**Exercise directions:** Transcribe the listing that follows in full, omitting pictures.

Dataset records
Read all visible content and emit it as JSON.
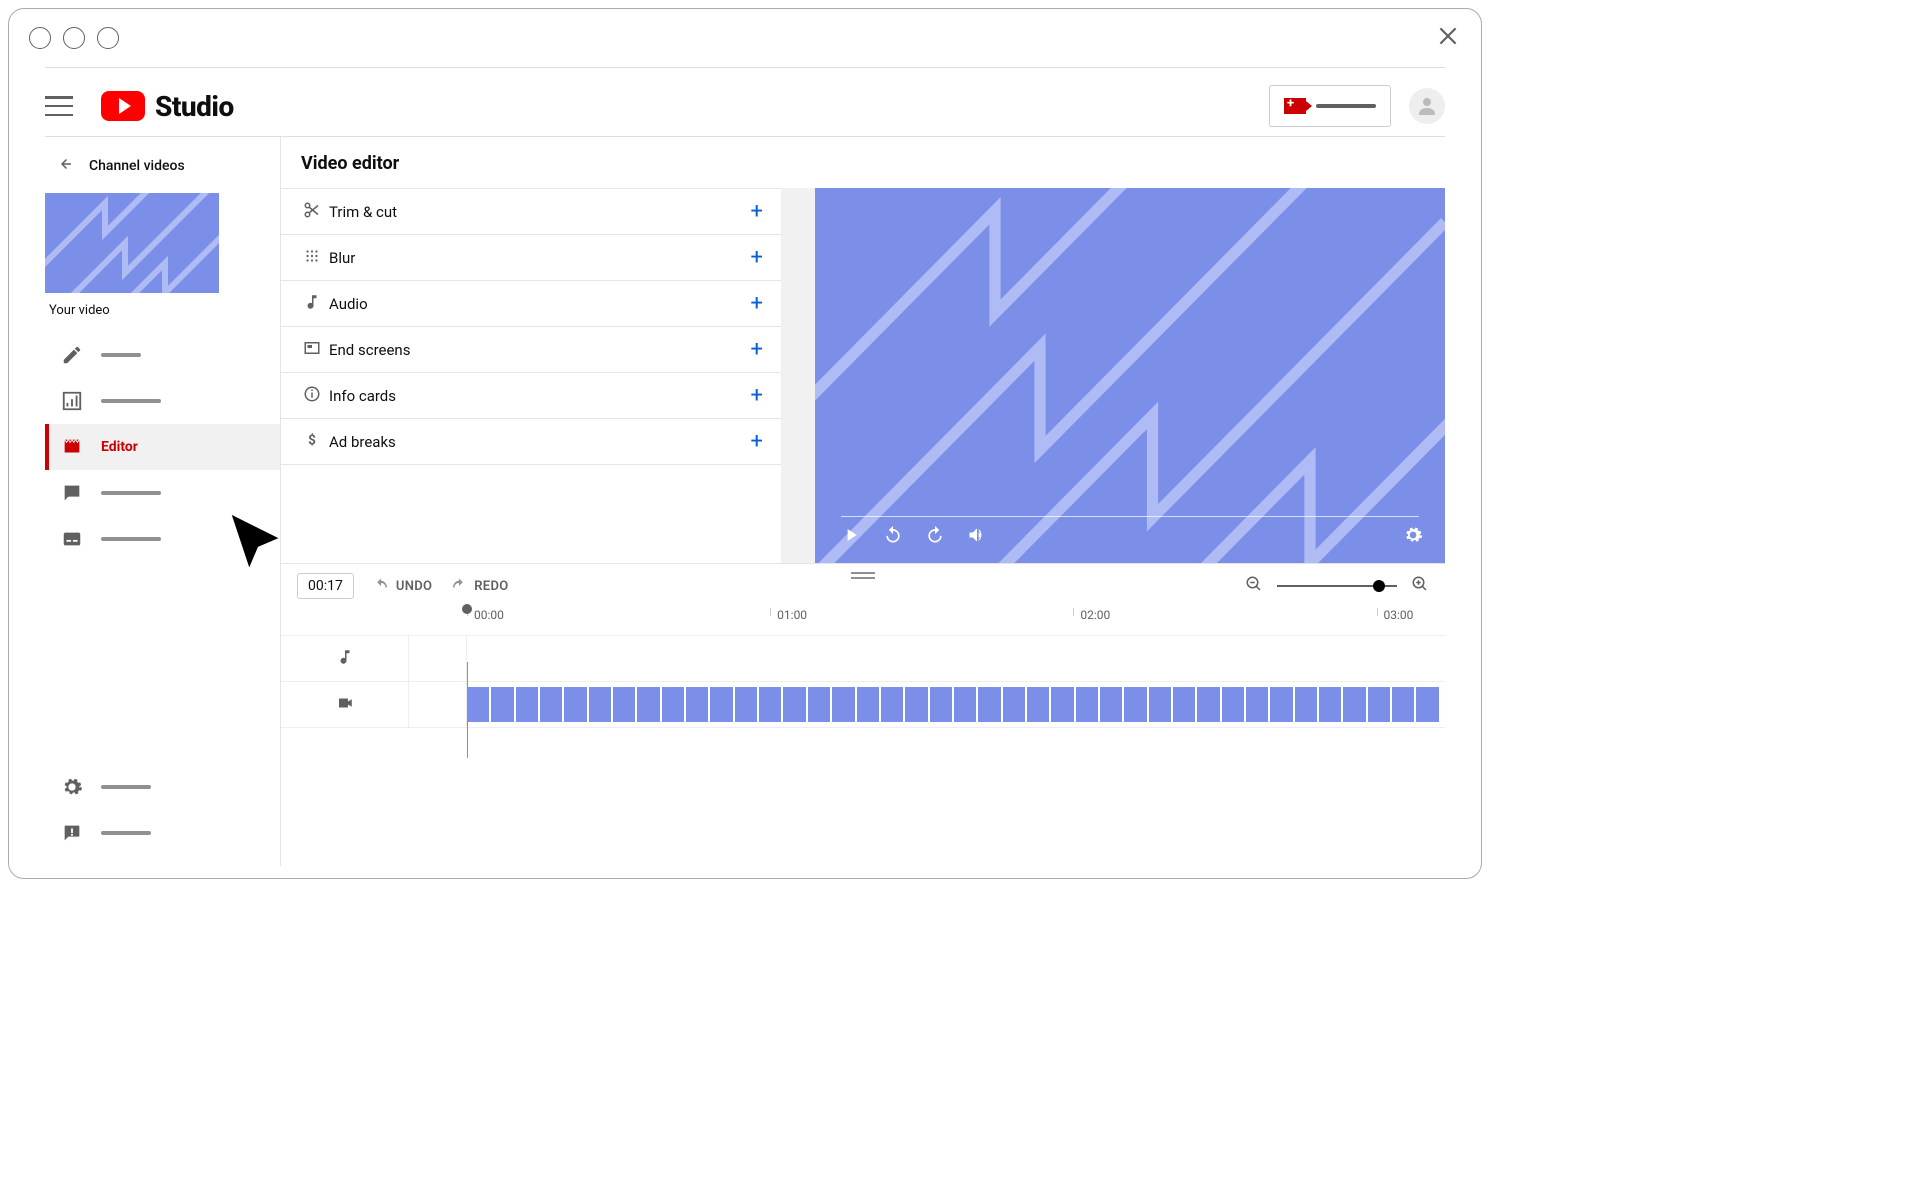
{
  "brand": {
    "name": "Studio"
  },
  "header": {
    "create_label": ""
  },
  "sidebar": {
    "back_label": "Channel videos",
    "your_video_label": "Your video",
    "items": [
      {
        "id": "details",
        "label": ""
      },
      {
        "id": "analytics",
        "label": ""
      },
      {
        "id": "editor",
        "label": "Editor"
      },
      {
        "id": "comments",
        "label": ""
      },
      {
        "id": "subtitles",
        "label": ""
      }
    ],
    "bottom": [
      {
        "id": "settings",
        "label": ""
      },
      {
        "id": "feedback",
        "label": ""
      }
    ]
  },
  "page": {
    "title": "Video editor"
  },
  "tools": [
    {
      "id": "trim",
      "label": "Trim & cut"
    },
    {
      "id": "blur",
      "label": "Blur"
    },
    {
      "id": "audio",
      "label": "Audio"
    },
    {
      "id": "endscreens",
      "label": "End screens"
    },
    {
      "id": "infocards",
      "label": "Info cards"
    },
    {
      "id": "adbreaks",
      "label": "Ad breaks"
    }
  ],
  "timeline": {
    "timecode": "00:17",
    "undo_label": "UNDO",
    "redo_label": "REDO",
    "ticks": [
      "00:00",
      "01:00",
      "02:00",
      "03:00"
    ]
  }
}
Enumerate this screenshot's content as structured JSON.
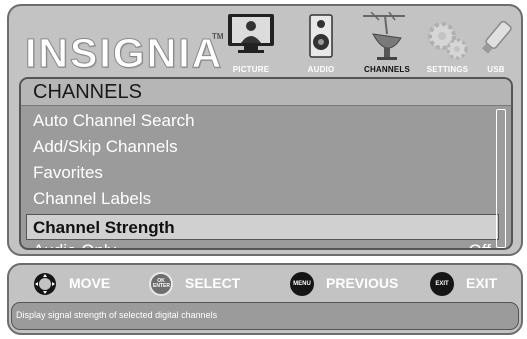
{
  "logo": {
    "text": "INSIGNIA",
    "tm": "TM"
  },
  "tabs": [
    {
      "id": "picture",
      "label": "PICTURE",
      "icon": "tv-picture-icon"
    },
    {
      "id": "audio",
      "label": "AUDIO",
      "icon": "speaker-icon"
    },
    {
      "id": "channels",
      "label": "CHANNELS",
      "icon": "satellite-dish-icon",
      "active": true
    },
    {
      "id": "settings",
      "label": "SETTINGS",
      "icon": "gears-icon"
    },
    {
      "id": "usb",
      "label": "USB",
      "icon": "usb-drive-icon"
    }
  ],
  "menu": {
    "title": "CHANNELS",
    "items": [
      {
        "label": "Auto Channel Search",
        "value": ""
      },
      {
        "label": "Add/Skip Channels",
        "value": ""
      },
      {
        "label": "Favorites",
        "value": ""
      },
      {
        "label": "Channel Labels",
        "value": ""
      },
      {
        "label": "Channel Strength",
        "value": "",
        "selected": true
      },
      {
        "label": "Audio Only",
        "value": "Off"
      }
    ]
  },
  "controls": [
    {
      "id": "move",
      "label": "MOVE",
      "icon": "dpad-icon",
      "icon_text": ""
    },
    {
      "id": "select",
      "label": "SELECT",
      "icon": "ok-enter-icon",
      "icon_text": "OK ENTER"
    },
    {
      "id": "previous",
      "label": "PREVIOUS",
      "icon": "menu-button-icon",
      "icon_text": "MENU"
    },
    {
      "id": "exit",
      "label": "EXIT",
      "icon": "exit-button-icon",
      "icon_text": "EXIT"
    }
  ],
  "help_text": "Display signal strength of selected digital channels",
  "colors": {
    "panel": "#c3c3c3",
    "list_background": "#9b9b9b",
    "selected_row": "#d0d0d0",
    "text_light": "#ffffff",
    "text_dark": "#111111"
  }
}
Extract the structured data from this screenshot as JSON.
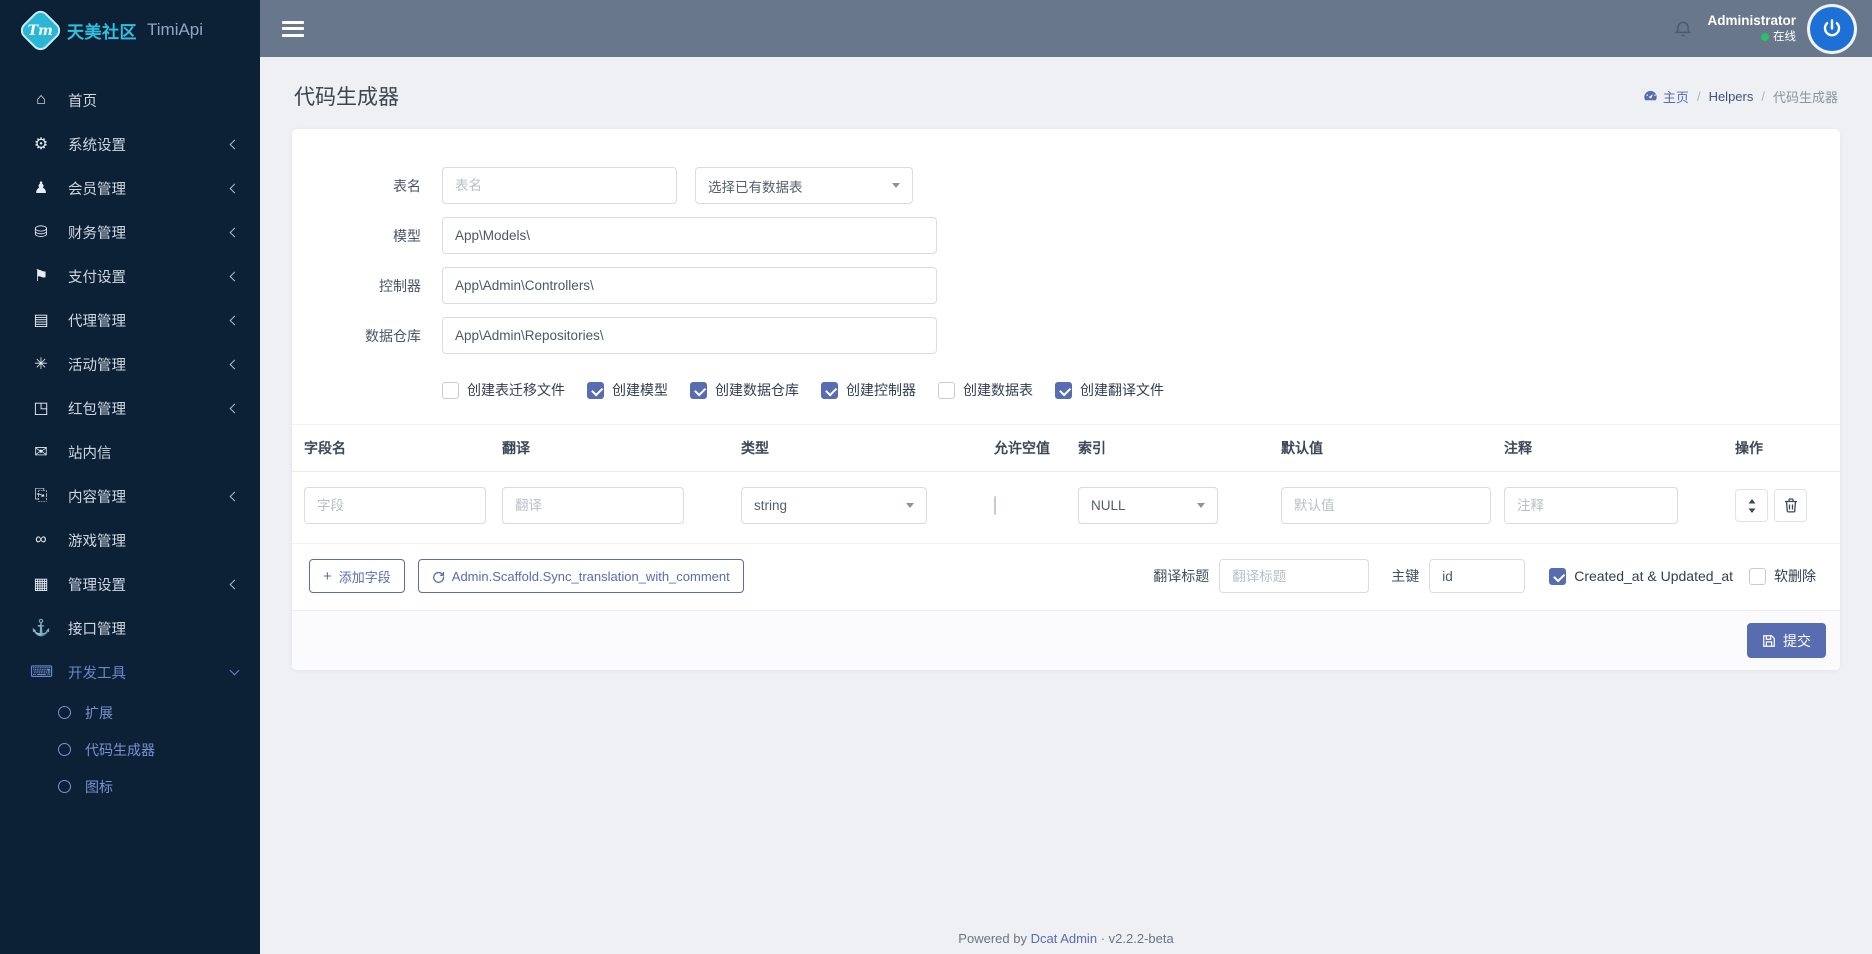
{
  "brand": {
    "badge": "Tm",
    "name": "天美社区",
    "subtitle": "TimiApi"
  },
  "topbar": {
    "username": "Administrator",
    "status_text": "在线"
  },
  "sidebar": {
    "items": [
      {
        "label": "首页",
        "icon": "home-icon",
        "glyph": "⌂"
      },
      {
        "label": "系统设置",
        "icon": "gears-icon",
        "glyph": "⚙"
      },
      {
        "label": "会员管理",
        "icon": "user-icon",
        "glyph": "♟"
      },
      {
        "label": "财务管理",
        "icon": "database-icon",
        "glyph": "⛁"
      },
      {
        "label": "支付设置",
        "icon": "bookmark-icon",
        "glyph": "⚑"
      },
      {
        "label": "代理管理",
        "icon": "address-book-icon",
        "glyph": "▤"
      },
      {
        "label": "活动管理",
        "icon": "asterisk-icon",
        "glyph": "✳"
      },
      {
        "label": "红包管理",
        "icon": "cubes-icon",
        "glyph": "◳"
      },
      {
        "label": "站内信",
        "icon": "envelope-icon",
        "glyph": "✉"
      },
      {
        "label": "内容管理",
        "icon": "copy-icon",
        "glyph": "⎘"
      },
      {
        "label": "游戏管理",
        "icon": "gamepad-icon",
        "glyph": "∞"
      },
      {
        "label": "管理设置",
        "icon": "id-card-icon",
        "glyph": "▦"
      },
      {
        "label": "接口管理",
        "icon": "anchor-icon",
        "glyph": "⚓"
      },
      {
        "label": "开发工具",
        "icon": "keyboard-icon",
        "glyph": "⌨",
        "children": [
          {
            "label": "扩展"
          },
          {
            "label": "代码生成器"
          },
          {
            "label": "图标"
          }
        ]
      }
    ]
  },
  "header": {
    "title": "代码生成器",
    "breadcrumb": {
      "home": "主页",
      "middle": "Helpers",
      "current": "代码生成器"
    }
  },
  "form": {
    "table_name": {
      "label": "表名",
      "placeholder": "表名",
      "select_placeholder": "选择已有数据表"
    },
    "model": {
      "label": "模型",
      "value": "App\\Models\\"
    },
    "controller": {
      "label": "控制器",
      "value": "App\\Admin\\Controllers\\"
    },
    "repository": {
      "label": "数据仓库",
      "value": "App\\Admin\\Repositories\\"
    },
    "options": [
      {
        "label": "创建表迁移文件",
        "checked": false
      },
      {
        "label": "创建模型",
        "checked": true
      },
      {
        "label": "创建数据仓库",
        "checked": true
      },
      {
        "label": "创建控制器",
        "checked": true
      },
      {
        "label": "创建数据表",
        "checked": false
      },
      {
        "label": "创建翻译文件",
        "checked": true
      }
    ]
  },
  "fields_table": {
    "headers": [
      "字段名",
      "翻译",
      "类型",
      "允许空值",
      "索引",
      "默认值",
      "注释",
      "操作"
    ],
    "row": {
      "field_placeholder": "字段",
      "translation_placeholder": "翻译",
      "type_value": "string",
      "nullable_checked": false,
      "index_value": "NULL",
      "default_placeholder": "默认值",
      "comment_placeholder": "注释"
    }
  },
  "toolbar": {
    "add_field_label": "添加字段",
    "sync_label": "Admin.Scaffold.Sync_translation_with_comment",
    "translation_title": {
      "label": "翻译标题",
      "placeholder": "翻译标题"
    },
    "primary_key": {
      "label": "主键",
      "value": "id"
    },
    "timestamps": {
      "label": "Created_at & Updated_at",
      "checked": true
    },
    "soft_delete": {
      "label": "软删除",
      "checked": false
    },
    "submit_label": "提交"
  },
  "footer": {
    "powered_by": "Powered by",
    "brand_link": "Dcat Admin",
    "separator": "·",
    "version": "v2.2.2-beta"
  },
  "colors": {
    "primary": "#586cb1",
    "sidebar_bg": "#0d2136",
    "topbar_bg": "#69778c",
    "brand_teal": "#2bb5d6",
    "online_green": "#26c167",
    "avatar_blue": "#1d71d6"
  }
}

**Answer to the exercise:**
Read all visible content and emit it as JSON.
{
  "brand": {
    "name": "Studio"
  },
  "header": {
    "create_label": ""
  },
  "sidebar": {
    "back_label": "Channel videos",
    "your_video_label": "Your video",
    "items": [
      {
        "id": "details",
        "label": ""
      },
      {
        "id": "analytics",
        "label": ""
      },
      {
        "id": "editor",
        "label": "Editor"
      },
      {
        "id": "comments",
        "label": ""
      },
      {
        "id": "subtitles",
        "label": ""
      }
    ],
    "bottom": [
      {
        "id": "settings",
        "label": ""
      },
      {
        "id": "feedback",
        "label": ""
      }
    ]
  },
  "page": {
    "title": "Video editor"
  },
  "tools": [
    {
      "id": "trim",
      "label": "Trim & cut"
    },
    {
      "id": "blur",
      "label": "Blur"
    },
    {
      "id": "audio",
      "label": "Audio"
    },
    {
      "id": "endscreens",
      "label": "End screens"
    },
    {
      "id": "infocards",
      "label": "Info cards"
    },
    {
      "id": "adbreaks",
      "label": "Ad breaks"
    }
  ],
  "timeline": {
    "timecode": "00:17",
    "undo_label": "UNDO",
    "redo_label": "REDO",
    "ticks": [
      "00:00",
      "01:00",
      "02:00",
      "03:00"
    ]
  }
}
Enumerate this screenshot's content as structured JSON.
{
  "logo": {
    "text": "INSIGNIA",
    "tm": "TM"
  },
  "tabs": [
    {
      "id": "picture",
      "label": "PICTURE",
      "icon": "tv-picture-icon"
    },
    {
      "id": "audio",
      "label": "AUDIO",
      "icon": "speaker-icon"
    },
    {
      "id": "channels",
      "label": "CHANNELS",
      "icon": "satellite-dish-icon",
      "active": true
    },
    {
      "id": "settings",
      "label": "SETTINGS",
      "icon": "gears-icon"
    },
    {
      "id": "usb",
      "label": "USB",
      "icon": "usb-drive-icon"
    }
  ],
  "menu": {
    "title": "CHANNELS",
    "items": [
      {
        "label": "Auto Channel Search",
        "value": ""
      },
      {
        "label": "Add/Skip Channels",
        "value": ""
      },
      {
        "label": "Favorites",
        "value": ""
      },
      {
        "label": "Channel Labels",
        "value": ""
      },
      {
        "label": "Channel Strength",
        "value": "",
        "selected": true
      },
      {
        "label": "Audio Only",
        "value": "Off"
      }
    ]
  },
  "controls": [
    {
      "id": "move",
      "label": "MOVE",
      "icon": "dpad-icon",
      "icon_text": ""
    },
    {
      "id": "select",
      "label": "SELECT",
      "icon": "ok-enter-icon",
      "icon_text": "OK ENTER"
    },
    {
      "id": "previous",
      "label": "PREVIOUS",
      "icon": "menu-button-icon",
      "icon_text": "MENU"
    },
    {
      "id": "exit",
      "label": "EXIT",
      "icon": "exit-button-icon",
      "icon_text": "EXIT"
    }
  ],
  "help_text": "Display signal strength of selected digital channels",
  "colors": {
    "panel": "#c3c3c3",
    "list_background": "#9b9b9b",
    "selected_row": "#d0d0d0",
    "text_light": "#ffffff",
    "text_dark": "#111111"
  }
}
Extract the structured data from this screenshot as JSON.
{
  "brand": {
    "badge": "Tm",
    "name": "天美社区",
    "subtitle": "TimiApi"
  },
  "topbar": {
    "username": "Administrator",
    "status_text": "在线"
  },
  "sidebar": {
    "items": [
      {
        "label": "首页",
        "icon": "home-icon",
        "glyph": "⌂"
      },
      {
        "label": "系统设置",
        "icon": "gears-icon",
        "glyph": "⚙"
      },
      {
        "label": "会员管理",
        "icon": "user-icon",
        "glyph": "♟"
      },
      {
        "label": "财务管理",
        "icon": "database-icon",
        "glyph": "⛁"
      },
      {
        "label": "支付设置",
        "icon": "bookmark-icon",
        "glyph": "⚑"
      },
      {
        "label": "代理管理",
        "icon": "address-book-icon",
        "glyph": "▤"
      },
      {
        "label": "活动管理",
        "icon": "asterisk-icon",
        "glyph": "✳"
      },
      {
        "label": "红包管理",
        "icon": "cubes-icon",
        "glyph": "◳"
      },
      {
        "label": "站内信",
        "icon": "envelope-icon",
        "glyph": "✉"
      },
      {
        "label": "内容管理",
        "icon": "copy-icon",
        "glyph": "⎘"
      },
      {
        "label": "游戏管理",
        "icon": "gamepad-icon",
        "glyph": "∞"
      },
      {
        "label": "管理设置",
        "icon": "id-card-icon",
        "glyph": "▦"
      },
      {
        "label": "接口管理",
        "icon": "anchor-icon",
        "glyph": "⚓"
      },
      {
        "label": "开发工具",
        "icon": "keyboard-icon",
        "glyph": "⌨",
        "children": [
          {
            "label": "扩展"
          },
          {
            "label": "代码生成器"
          },
          {
            "label": "图标"
          }
        ]
      }
    ]
  },
  "header": {
    "title": "代码生成器",
    "breadcrumb": {
      "home": "主页",
      "middle": "Helpers",
      "current": "代码生成器"
    }
  },
  "form": {
    "table_name": {
      "label": "表名",
      "placeholder": "表名",
      "select_placeholder": "选择已有数据表"
    },
    "model": {
      "label": "模型",
      "value": "App\\Models\\"
    },
    "controller": {
      "label": "控制器",
      "value": "App\\Admin\\Controllers\\"
    },
    "repository": {
      "label": "数据仓库",
      "value": "App\\Admin\\Repositories\\"
    },
    "options": [
      {
        "label": "创建表迁移文件",
        "checked": false
      },
      {
        "label": "创建模型",
        "checked": true
      },
      {
        "label": "创建数据仓库",
        "checked": true
      },
      {
        "label": "创建控制器",
        "checked": true
      },
      {
        "label": "创建数据表",
        "checked": false
      },
      {
        "label": "创建翻译文件",
        "checked": true
      }
    ]
  },
  "fields_table": {
    "headers": [
      "字段名",
      "翻译",
      "类型",
      "允许空值",
      "索引",
      "默认值",
      "注释",
      "操作"
    ],
    "row": {
      "field_placeholder": "字段",
      "translation_placeholder": "翻译",
      "type_value": "string",
      "nullable_checked": false,
      "index_value": "NULL",
      "default_placeholder": "默认值",
      "comment_placeholder": "注释"
    }
  },
  "toolbar": {
    "add_field_label": "添加字段",
    "sync_label": "Admin.Scaffold.Sync_translation_with_comment",
    "translation_title": {
      "label": "翻译标题",
      "placeholder": "翻译标题"
    },
    "primary_key": {
      "label": "主键",
      "value": "id"
    },
    "timestamps": {
      "label": "Created_at & Updated_at",
      "checked": true
    },
    "soft_delete": {
      "label": "软删除",
      "checked": false
    },
    "submit_label": "提交"
  },
  "footer": {
    "powered_by": "Powered by",
    "brand_link": "Dcat Admin",
    "separator": "·",
    "version": "v2.2.2-beta"
  },
  "colors": {
    "primary": "#586cb1",
    "sidebar_bg": "#0d2136",
    "topbar_bg": "#69778c",
    "brand_teal": "#2bb5d6",
    "online_green": "#26c167",
    "avatar_blue": "#1d71d6"
  }
}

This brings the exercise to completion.